======== INPUT DATA ========
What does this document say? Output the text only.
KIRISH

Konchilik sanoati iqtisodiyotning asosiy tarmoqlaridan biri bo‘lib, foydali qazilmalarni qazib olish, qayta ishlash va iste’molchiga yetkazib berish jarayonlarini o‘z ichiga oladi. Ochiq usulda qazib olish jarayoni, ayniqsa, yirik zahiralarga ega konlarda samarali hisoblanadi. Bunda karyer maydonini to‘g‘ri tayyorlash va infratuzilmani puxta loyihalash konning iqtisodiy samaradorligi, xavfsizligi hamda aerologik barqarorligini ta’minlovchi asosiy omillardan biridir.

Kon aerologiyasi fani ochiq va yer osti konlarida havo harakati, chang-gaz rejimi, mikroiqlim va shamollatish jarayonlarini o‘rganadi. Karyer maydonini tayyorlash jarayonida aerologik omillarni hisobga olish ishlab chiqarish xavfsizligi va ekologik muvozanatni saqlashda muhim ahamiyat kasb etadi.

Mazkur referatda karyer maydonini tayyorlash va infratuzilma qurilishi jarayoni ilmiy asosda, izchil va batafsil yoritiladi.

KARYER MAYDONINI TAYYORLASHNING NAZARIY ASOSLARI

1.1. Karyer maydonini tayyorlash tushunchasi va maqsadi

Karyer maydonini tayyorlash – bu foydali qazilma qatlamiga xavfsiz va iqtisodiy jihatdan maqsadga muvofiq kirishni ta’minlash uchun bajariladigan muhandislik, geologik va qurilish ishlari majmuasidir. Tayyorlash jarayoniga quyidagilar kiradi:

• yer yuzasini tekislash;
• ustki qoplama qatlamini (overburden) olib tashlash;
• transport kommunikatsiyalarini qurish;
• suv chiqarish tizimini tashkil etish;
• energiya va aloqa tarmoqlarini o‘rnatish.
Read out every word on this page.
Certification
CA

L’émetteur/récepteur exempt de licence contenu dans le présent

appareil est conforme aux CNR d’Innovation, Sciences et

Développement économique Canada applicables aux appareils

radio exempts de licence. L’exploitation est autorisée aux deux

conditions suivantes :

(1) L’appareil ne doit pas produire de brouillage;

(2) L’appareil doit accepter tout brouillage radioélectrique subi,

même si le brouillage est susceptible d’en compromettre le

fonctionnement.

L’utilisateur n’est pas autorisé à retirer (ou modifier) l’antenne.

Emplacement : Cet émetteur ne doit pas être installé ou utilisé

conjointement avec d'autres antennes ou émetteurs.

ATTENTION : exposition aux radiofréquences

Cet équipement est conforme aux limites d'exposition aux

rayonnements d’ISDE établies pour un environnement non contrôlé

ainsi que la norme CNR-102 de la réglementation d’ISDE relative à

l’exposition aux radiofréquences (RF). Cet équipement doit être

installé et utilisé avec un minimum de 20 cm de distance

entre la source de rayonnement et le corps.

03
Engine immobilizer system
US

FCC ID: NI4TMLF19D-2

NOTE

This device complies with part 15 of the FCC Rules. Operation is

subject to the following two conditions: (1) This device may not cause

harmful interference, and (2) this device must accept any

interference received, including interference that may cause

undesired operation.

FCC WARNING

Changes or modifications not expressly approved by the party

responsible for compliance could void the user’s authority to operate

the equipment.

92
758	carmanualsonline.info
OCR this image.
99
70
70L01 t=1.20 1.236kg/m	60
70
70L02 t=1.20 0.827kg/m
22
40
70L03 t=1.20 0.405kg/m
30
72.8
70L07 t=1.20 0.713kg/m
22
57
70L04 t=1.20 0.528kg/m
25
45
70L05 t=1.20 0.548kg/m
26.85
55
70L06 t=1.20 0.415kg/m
========
Pick out each line containing the string "jarayonlarini" and copy it.

Konchilik sanoati iqtisodiyotning asosiy tarmoqlaridan biri bo‘lib, foydali qazilmalarni qazib olish, qayta ishlash va iste’molchiga yetkazib berish jarayonlarini o‘z ichiga oladi. Ochiq usulda qazib olish jarayoni, ayniqsa, yirik zahiralarga ega konlarda samarali hisoblanadi. Bunda karyer maydonini to‘g‘ri tayyorlash va infratuzilmani puxta loyihalash konning iqtisodiy samaradorligi, xavfsizligi hamda aerologik barqarorligini ta’minlovchi asosiy omillardan biridir.
Kon aerologiyasi fani ochiq va yer osti konlarida havo harakati, chang-gaz rejimi, mikroiqlim va shamollatish jarayonlarini o‘rganadi. Karyer maydonini tayyorlash jarayonida aerologik omillarni hisobga olish ishlab chiqarish xavfsizligi va ekologik muvozanatni saqlashda muhim ahamiyat kasb etadi.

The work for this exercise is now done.